• _REQUEST_
Reproduce the entries word for word, and omit any picture you find in them.

• _STORED ROWS_
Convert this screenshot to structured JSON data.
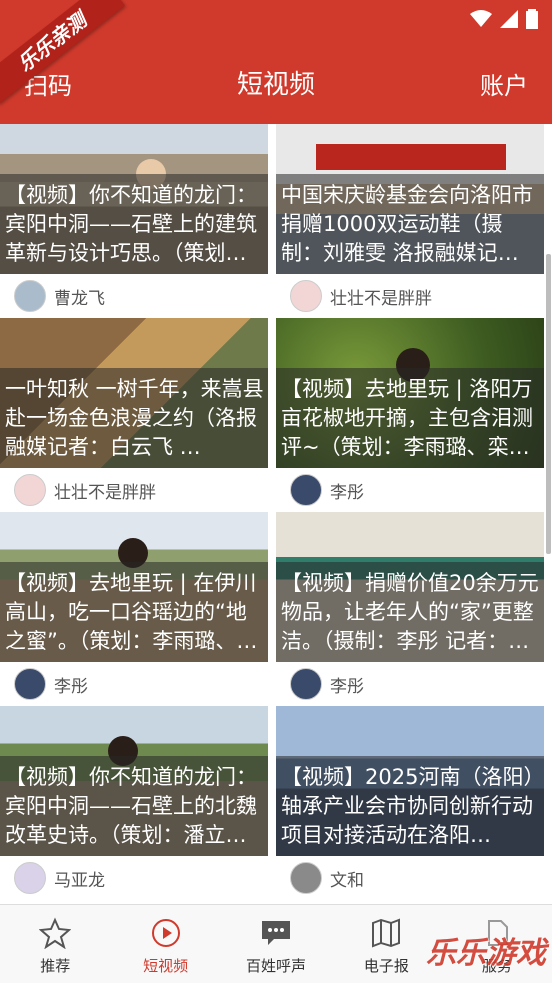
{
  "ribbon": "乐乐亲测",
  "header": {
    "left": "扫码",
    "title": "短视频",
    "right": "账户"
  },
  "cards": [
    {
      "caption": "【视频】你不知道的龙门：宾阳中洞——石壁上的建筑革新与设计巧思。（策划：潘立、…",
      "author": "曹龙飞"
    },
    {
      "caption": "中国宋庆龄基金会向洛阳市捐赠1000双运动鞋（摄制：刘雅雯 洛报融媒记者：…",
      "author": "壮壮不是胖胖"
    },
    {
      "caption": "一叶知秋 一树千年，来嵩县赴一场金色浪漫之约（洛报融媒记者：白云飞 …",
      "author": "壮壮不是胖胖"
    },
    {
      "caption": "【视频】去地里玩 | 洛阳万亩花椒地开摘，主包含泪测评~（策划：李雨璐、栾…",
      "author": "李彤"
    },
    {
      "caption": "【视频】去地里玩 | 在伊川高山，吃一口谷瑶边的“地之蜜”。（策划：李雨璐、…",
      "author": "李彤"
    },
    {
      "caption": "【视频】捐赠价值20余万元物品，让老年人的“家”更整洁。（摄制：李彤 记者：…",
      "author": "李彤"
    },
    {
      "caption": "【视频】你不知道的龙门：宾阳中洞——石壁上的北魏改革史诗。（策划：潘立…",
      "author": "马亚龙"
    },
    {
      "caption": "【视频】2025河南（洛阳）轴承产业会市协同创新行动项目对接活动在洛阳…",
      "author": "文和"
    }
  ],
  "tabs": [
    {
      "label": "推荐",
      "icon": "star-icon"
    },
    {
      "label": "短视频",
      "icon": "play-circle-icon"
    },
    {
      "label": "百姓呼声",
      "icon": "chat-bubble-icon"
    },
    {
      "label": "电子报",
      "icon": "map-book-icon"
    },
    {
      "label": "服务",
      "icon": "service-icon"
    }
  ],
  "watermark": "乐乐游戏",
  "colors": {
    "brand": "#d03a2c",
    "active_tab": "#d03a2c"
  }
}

• _ANSWER FOR THIS EXERCISE_
Convert this screenshot to structured JSON data.
{
  "ribbon": "乐乐亲测",
  "header": {
    "left": "扫码",
    "title": "短视频",
    "right": "账户"
  },
  "cards": [
    {
      "caption": "【视频】你不知道的龙门：宾阳中洞——石壁上的建筑革新与设计巧思。（策划：潘立、…",
      "author": "曹龙飞"
    },
    {
      "caption": "中国宋庆龄基金会向洛阳市捐赠1000双运动鞋（摄制：刘雅雯 洛报融媒记者：…",
      "author": "壮壮不是胖胖"
    },
    {
      "caption": "一叶知秋 一树千年，来嵩县赴一场金色浪漫之约（洛报融媒记者：白云飞 …",
      "author": "壮壮不是胖胖"
    },
    {
      "caption": "【视频】去地里玩 | 洛阳万亩花椒地开摘，主包含泪测评~（策划：李雨璐、栾…",
      "author": "李彤"
    },
    {
      "caption": "【视频】去地里玩 | 在伊川高山，吃一口谷瑶边的“地之蜜”。（策划：李雨璐、…",
      "author": "李彤"
    },
    {
      "caption": "【视频】捐赠价值20余万元物品，让老年人的“家”更整洁。（摄制：李彤 记者：…",
      "author": "李彤"
    },
    {
      "caption": "【视频】你不知道的龙门：宾阳中洞——石壁上的北魏改革史诗。（策划：潘立…",
      "author": "马亚龙"
    },
    {
      "caption": "【视频】2025河南（洛阳）轴承产业会市协同创新行动项目对接活动在洛阳…",
      "author": "文和"
    }
  ],
  "tabs": [
    {
      "label": "推荐",
      "icon": "star-icon"
    },
    {
      "label": "短视频",
      "icon": "play-circle-icon"
    },
    {
      "label": "百姓呼声",
      "icon": "chat-bubble-icon"
    },
    {
      "label": "电子报",
      "icon": "map-book-icon"
    },
    {
      "label": "服务",
      "icon": "service-icon"
    }
  ],
  "watermark": "乐乐游戏",
  "colors": {
    "brand": "#d03a2c",
    "active_tab": "#d03a2c"
  }
}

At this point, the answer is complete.